Exercise details |
For the copy, please give all of the data again exactly and leave the pictures out.

-----

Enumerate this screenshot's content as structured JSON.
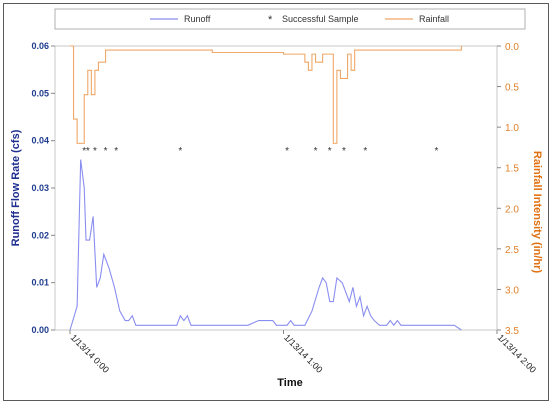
{
  "chart_data": {
    "type": "line",
    "xlabel": "Time",
    "ylabel_left": "Runoff Flow Rate (cfs)",
    "ylabel_right": "Rainfall Intensity (in/hr)",
    "x_ticks": [
      "1/13/14 0:00",
      "1/13/14 1:00",
      "1/13/14 2:00"
    ],
    "x_tick_minutes": [
      0,
      60,
      120
    ],
    "x_range_minutes": [
      0,
      120
    ],
    "y_left_range": [
      0,
      0.06
    ],
    "y_left_ticks": [
      "0.00",
      "0.01",
      "0.02",
      "0.03",
      "0.04",
      "0.05",
      "0.06"
    ],
    "y_right_range": [
      0,
      3.5
    ],
    "y_right_inverted": true,
    "y_right_ticks": [
      "0.0",
      "0.5",
      "1.0",
      "1.5",
      "2.0",
      "2.5",
      "3.0",
      "3.5"
    ],
    "grid": false,
    "legend_position": "top",
    "legend": [
      "Runoff",
      "Successful Sample",
      "Rainfall"
    ],
    "series": [
      {
        "name": "Runoff",
        "color": "#8a8ef0",
        "points": [
          [
            0,
            0
          ],
          [
            2,
            0.005
          ],
          [
            3,
            0.036
          ],
          [
            4,
            0.03
          ],
          [
            4.5,
            0.019
          ],
          [
            5.5,
            0.019
          ],
          [
            6.5,
            0.024
          ],
          [
            7.5,
            0.009
          ],
          [
            8.5,
            0.011
          ],
          [
            9.5,
            0.016
          ],
          [
            11,
            0.013
          ],
          [
            12.5,
            0.009
          ],
          [
            14,
            0.004
          ],
          [
            15.5,
            0.002
          ],
          [
            16.5,
            0.002
          ],
          [
            17.5,
            0.003
          ],
          [
            18.5,
            0.001
          ],
          [
            30,
            0.001
          ],
          [
            31,
            0.003
          ],
          [
            32,
            0.002
          ],
          [
            33,
            0.003
          ],
          [
            34,
            0.001
          ],
          [
            50,
            0.001
          ],
          [
            53,
            0.002
          ],
          [
            57,
            0.002
          ],
          [
            58,
            0.001
          ],
          [
            61,
            0.001
          ],
          [
            62,
            0.002
          ],
          [
            63,
            0.001
          ],
          [
            66,
            0.001
          ],
          [
            68,
            0.004
          ],
          [
            70,
            0.009
          ],
          [
            71,
            0.011
          ],
          [
            72,
            0.01
          ],
          [
            73,
            0.006
          ],
          [
            74,
            0.006
          ],
          [
            75,
            0.011
          ],
          [
            76.5,
            0.01
          ],
          [
            77.5,
            0.008
          ],
          [
            78.5,
            0.006
          ],
          [
            79.5,
            0.009
          ],
          [
            80.5,
            0.005
          ],
          [
            81.5,
            0.007
          ],
          [
            82.5,
            0.003
          ],
          [
            83.5,
            0.005
          ],
          [
            84.5,
            0.003
          ],
          [
            85.5,
            0.002
          ],
          [
            87,
            0.001
          ],
          [
            89,
            0.001
          ],
          [
            90,
            0.002
          ],
          [
            91,
            0.001
          ],
          [
            92,
            0.002
          ],
          [
            93,
            0.001
          ],
          [
            108,
            0.001
          ],
          [
            110,
            0.0
          ]
        ]
      },
      {
        "name": "Successful Sample",
        "marker": "*",
        "color": "#333333",
        "x_minutes": [
          4,
          5,
          7,
          10,
          13,
          31,
          61,
          69,
          73,
          77,
          83,
          103
        ]
      },
      {
        "name": "Rainfall",
        "color": "#f0a868",
        "step": true,
        "points": [
          [
            0,
            0
          ],
          [
            1,
            0.9
          ],
          [
            2,
            1.2
          ],
          [
            4,
            0.6
          ],
          [
            5,
            0.3
          ],
          [
            6,
            0.6
          ],
          [
            7,
            0.3
          ],
          [
            8,
            0.2
          ],
          [
            10,
            0.05
          ],
          [
            40,
            0.08
          ],
          [
            60,
            0.1
          ],
          [
            66,
            0.2
          ],
          [
            67,
            0.3
          ],
          [
            68,
            0.1
          ],
          [
            69,
            0.2
          ],
          [
            71,
            0.1
          ],
          [
            74,
            1.2
          ],
          [
            75,
            0.3
          ],
          [
            76,
            0.4
          ],
          [
            78,
            0.1
          ],
          [
            79,
            0.3
          ],
          [
            80,
            0.05
          ],
          [
            110,
            0.0
          ]
        ]
      }
    ]
  }
}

-----

Task solution |
Enumerate this screenshot's content as structured JSON.
{
  "chart_data": {
    "type": "line",
    "xlabel": "Time",
    "ylabel_left": "Runoff Flow Rate (cfs)",
    "ylabel_right": "Rainfall Intensity (in/hr)",
    "x_ticks": [
      "1/13/14 0:00",
      "1/13/14 1:00",
      "1/13/14 2:00"
    ],
    "x_tick_minutes": [
      0,
      60,
      120
    ],
    "x_range_minutes": [
      0,
      120
    ],
    "y_left_range": [
      0,
      0.06
    ],
    "y_left_ticks": [
      "0.00",
      "0.01",
      "0.02",
      "0.03",
      "0.04",
      "0.05",
      "0.06"
    ],
    "y_right_range": [
      0,
      3.5
    ],
    "y_right_inverted": true,
    "y_right_ticks": [
      "0.0",
      "0.5",
      "1.0",
      "1.5",
      "2.0",
      "2.5",
      "3.0",
      "3.5"
    ],
    "grid": false,
    "legend_position": "top",
    "legend": [
      "Runoff",
      "Successful Sample",
      "Rainfall"
    ],
    "series": [
      {
        "name": "Runoff",
        "color": "#8a8ef0",
        "points": [
          [
            0,
            0
          ],
          [
            2,
            0.005
          ],
          [
            3,
            0.036
          ],
          [
            4,
            0.03
          ],
          [
            4.5,
            0.019
          ],
          [
            5.5,
            0.019
          ],
          [
            6.5,
            0.024
          ],
          [
            7.5,
            0.009
          ],
          [
            8.5,
            0.011
          ],
          [
            9.5,
            0.016
          ],
          [
            11,
            0.013
          ],
          [
            12.5,
            0.009
          ],
          [
            14,
            0.004
          ],
          [
            15.5,
            0.002
          ],
          [
            16.5,
            0.002
          ],
          [
            17.5,
            0.003
          ],
          [
            18.5,
            0.001
          ],
          [
            30,
            0.001
          ],
          [
            31,
            0.003
          ],
          [
            32,
            0.002
          ],
          [
            33,
            0.003
          ],
          [
            34,
            0.001
          ],
          [
            50,
            0.001
          ],
          [
            53,
            0.002
          ],
          [
            57,
            0.002
          ],
          [
            58,
            0.001
          ],
          [
            61,
            0.001
          ],
          [
            62,
            0.002
          ],
          [
            63,
            0.001
          ],
          [
            66,
            0.001
          ],
          [
            68,
            0.004
          ],
          [
            70,
            0.009
          ],
          [
            71,
            0.011
          ],
          [
            72,
            0.01
          ],
          [
            73,
            0.006
          ],
          [
            74,
            0.006
          ],
          [
            75,
            0.011
          ],
          [
            76.5,
            0.01
          ],
          [
            77.5,
            0.008
          ],
          [
            78.5,
            0.006
          ],
          [
            79.5,
            0.009
          ],
          [
            80.5,
            0.005
          ],
          [
            81.5,
            0.007
          ],
          [
            82.5,
            0.003
          ],
          [
            83.5,
            0.005
          ],
          [
            84.5,
            0.003
          ],
          [
            85.5,
            0.002
          ],
          [
            87,
            0.001
          ],
          [
            89,
            0.001
          ],
          [
            90,
            0.002
          ],
          [
            91,
            0.001
          ],
          [
            92,
            0.002
          ],
          [
            93,
            0.001
          ],
          [
            108,
            0.001
          ],
          [
            110,
            0.0
          ]
        ]
      },
      {
        "name": "Successful Sample",
        "marker": "*",
        "color": "#333333",
        "x_minutes": [
          4,
          5,
          7,
          10,
          13,
          31,
          61,
          69,
          73,
          77,
          83,
          103
        ]
      },
      {
        "name": "Rainfall",
        "color": "#f0a868",
        "step": true,
        "points": [
          [
            0,
            0
          ],
          [
            1,
            0.9
          ],
          [
            2,
            1.2
          ],
          [
            4,
            0.6
          ],
          [
            5,
            0.3
          ],
          [
            6,
            0.6
          ],
          [
            7,
            0.3
          ],
          [
            8,
            0.2
          ],
          [
            10,
            0.05
          ],
          [
            40,
            0.08
          ],
          [
            60,
            0.1
          ],
          [
            66,
            0.2
          ],
          [
            67,
            0.3
          ],
          [
            68,
            0.1
          ],
          [
            69,
            0.2
          ],
          [
            71,
            0.1
          ],
          [
            74,
            1.2
          ],
          [
            75,
            0.3
          ],
          [
            76,
            0.4
          ],
          [
            78,
            0.1
          ],
          [
            79,
            0.3
          ],
          [
            80,
            0.05
          ],
          [
            110,
            0.0
          ]
        ]
      }
    ]
  }
}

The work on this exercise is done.